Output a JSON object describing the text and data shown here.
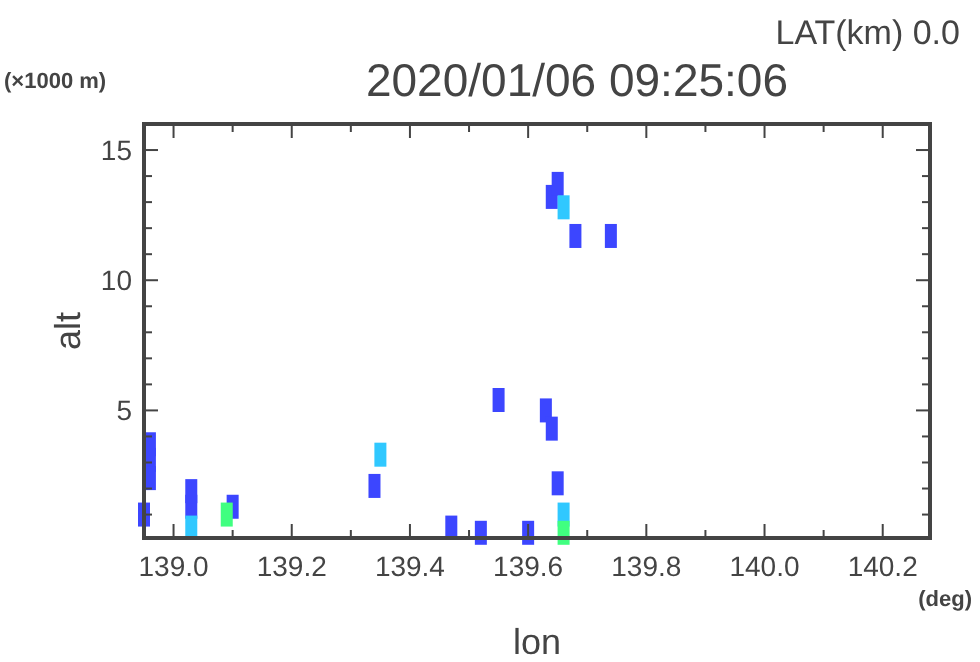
{
  "chart_data": {
    "type": "scatter",
    "title": "2020/01/06 09:25:06",
    "xlabel": "lon",
    "ylabel": "alt",
    "annotations": [
      "LAT(km) 0.0",
      "(×1000 m)",
      "(deg)"
    ],
    "marker": "square",
    "grid": false,
    "xlim": [
      138.95,
      140.28
    ],
    "xticks": [
      {
        "value": 139.0,
        "label": "139.0"
      },
      {
        "value": 139.1,
        "label": null
      },
      {
        "value": 139.2,
        "label": "139.2"
      },
      {
        "value": 139.3,
        "label": null
      },
      {
        "value": 139.4,
        "label": "139.4"
      },
      {
        "value": 139.5,
        "label": null
      },
      {
        "value": 139.6,
        "label": "139.6"
      },
      {
        "value": 139.7,
        "label": null
      },
      {
        "value": 139.8,
        "label": "139.8"
      },
      {
        "value": 139.9,
        "label": null
      },
      {
        "value": 140.0,
        "label": "140.0"
      },
      {
        "value": 140.1,
        "label": null
      },
      {
        "value": 140.2,
        "label": "140.2"
      }
    ],
    "ylim": [
      0.1,
      16
    ],
    "yticks": [
      {
        "value": 1,
        "label": null
      },
      {
        "value": 2,
        "label": null
      },
      {
        "value": 3,
        "label": null
      },
      {
        "value": 4,
        "label": null
      },
      5,
      {
        "value": 6,
        "label": null
      },
      {
        "value": 7,
        "label": null
      },
      {
        "value": 8,
        "label": null
      },
      {
        "value": 9,
        "label": null
      },
      10,
      {
        "value": 11,
        "label": null
      },
      {
        "value": 12,
        "label": null
      },
      {
        "value": 13,
        "label": null
      },
      {
        "value": 14,
        "label": null
      },
      15
    ],
    "series": [
      {
        "color": "#3c46ff",
        "x": [
          138.96,
          138.96,
          138.96,
          138.95,
          139.03,
          139.03,
          139.1,
          139.34,
          139.47,
          139.52,
          139.55,
          139.6,
          139.63,
          139.64,
          139.64,
          139.65,
          139.65,
          139.68,
          139.74
        ],
        "values": [
          3.7,
          3.1,
          2.4,
          1.0,
          1.3,
          1.9,
          1.3,
          2.1,
          0.5,
          0.3,
          5.4,
          0.3,
          5.0,
          4.3,
          13.2,
          13.7,
          2.2,
          11.7,
          11.7
        ]
      },
      {
        "color": "#30c8ff",
        "x": [
          139.35,
          139.66,
          139.66,
          139.03
        ],
        "values": [
          3.3,
          12.8,
          1.0,
          0.5
        ]
      },
      {
        "color": "#40ff80",
        "x": [
          139.09,
          139.66
        ],
        "values": [
          1.0,
          0.3
        ]
      }
    ]
  }
}
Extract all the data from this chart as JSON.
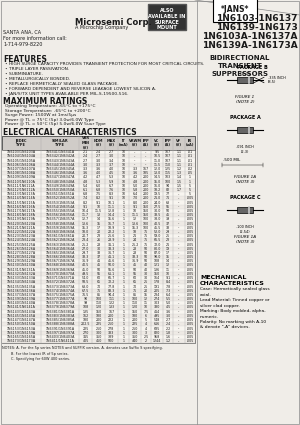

• Written task:
Keep the pictures out and write out the records exactly.

• Solved problem:
Output a JSON object describing the text and data shown here.
{
  "chart_data": {
    "type": "scatter",
    "title": "2020/01/06 09:25:06",
    "xlabel": "lon",
    "ylabel": "alt",
    "annotations": [
      "LAT(km) 0.0",
      "(×1000 m)",
      "(deg)"
    ],
    "marker": "square",
    "grid": false,
    "xlim": [
      138.95,
      140.28
    ],
    "xticks": [
      {
        "value": 139.0,
        "label": "139.0"
      },
      {
        "value": 139.1,
        "label": null
      },
      {
        "value": 139.2,
        "label": "139.2"
      },
      {
        "value": 139.3,
        "label": null
      },
      {
        "value": 139.4,
        "label": "139.4"
      },
      {
        "value": 139.5,
        "label": null
      },
      {
        "value": 139.6,
        "label": "139.6"
      },
      {
        "value": 139.7,
        "label": null
      },
      {
        "value": 139.8,
        "label": "139.8"
      },
      {
        "value": 139.9,
        "label": null
      },
      {
        "value": 140.0,
        "label": "140.0"
      },
      {
        "value": 140.1,
        "label": null
      },
      {
        "value": 140.2,
        "label": "140.2"
      }
    ],
    "ylim": [
      0.1,
      16
    ],
    "yticks": [
      {
        "value": 1,
        "label": null
      },
      {
        "value": 2,
        "label": null
      },
      {
        "value": 3,
        "label": null
      },
      {
        "value": 4,
        "label": null
      },
      5,
      {
        "value": 6,
        "label": null
      },
      {
        "value": 7,
        "label": null
      },
      {
        "value": 8,
        "label": null
      },
      {
        "value": 9,
        "label": null
      },
      10,
      {
        "value": 11,
        "label": null
      },
      {
        "value": 12,
        "label": null
      },
      {
        "value": 13,
        "label": null
      },
      {
        "value": 14,
        "label": null
      },
      15
    ],
    "series": [
      {
        "color": "#3c46ff",
        "x": [
          138.96,
          138.96,
          138.96,
          138.95,
          139.03,
          139.03,
          139.1,
          139.34,
          139.47,
          139.52,
          139.55,
          139.6,
          139.63,
          139.64,
          139.64,
          139.65,
          139.65,
          139.68,
          139.74
        ],
        "values": [
          3.7,
          3.1,
          2.4,
          1.0,
          1.3,
          1.9,
          1.3,
          2.1,
          0.5,
          0.3,
          5.4,
          0.3,
          5.0,
          4.3,
          13.2,
          13.7,
          2.2,
          11.7,
          11.7
        ]
      },
      {
        "color": "#30c8ff",
        "x": [
          139.35,
          139.66,
          139.66,
          139.03
        ],
        "values": [
          3.3,
          12.8,
          1.0,
          0.5
        ]
      },
      {
        "color": "#40ff80",
        "x": [
          139.09,
          139.66
        ],
        "values": [
          1.0,
          0.3
        ]
      }
    ]
  }
}
Extract all the data from this chart as JSON.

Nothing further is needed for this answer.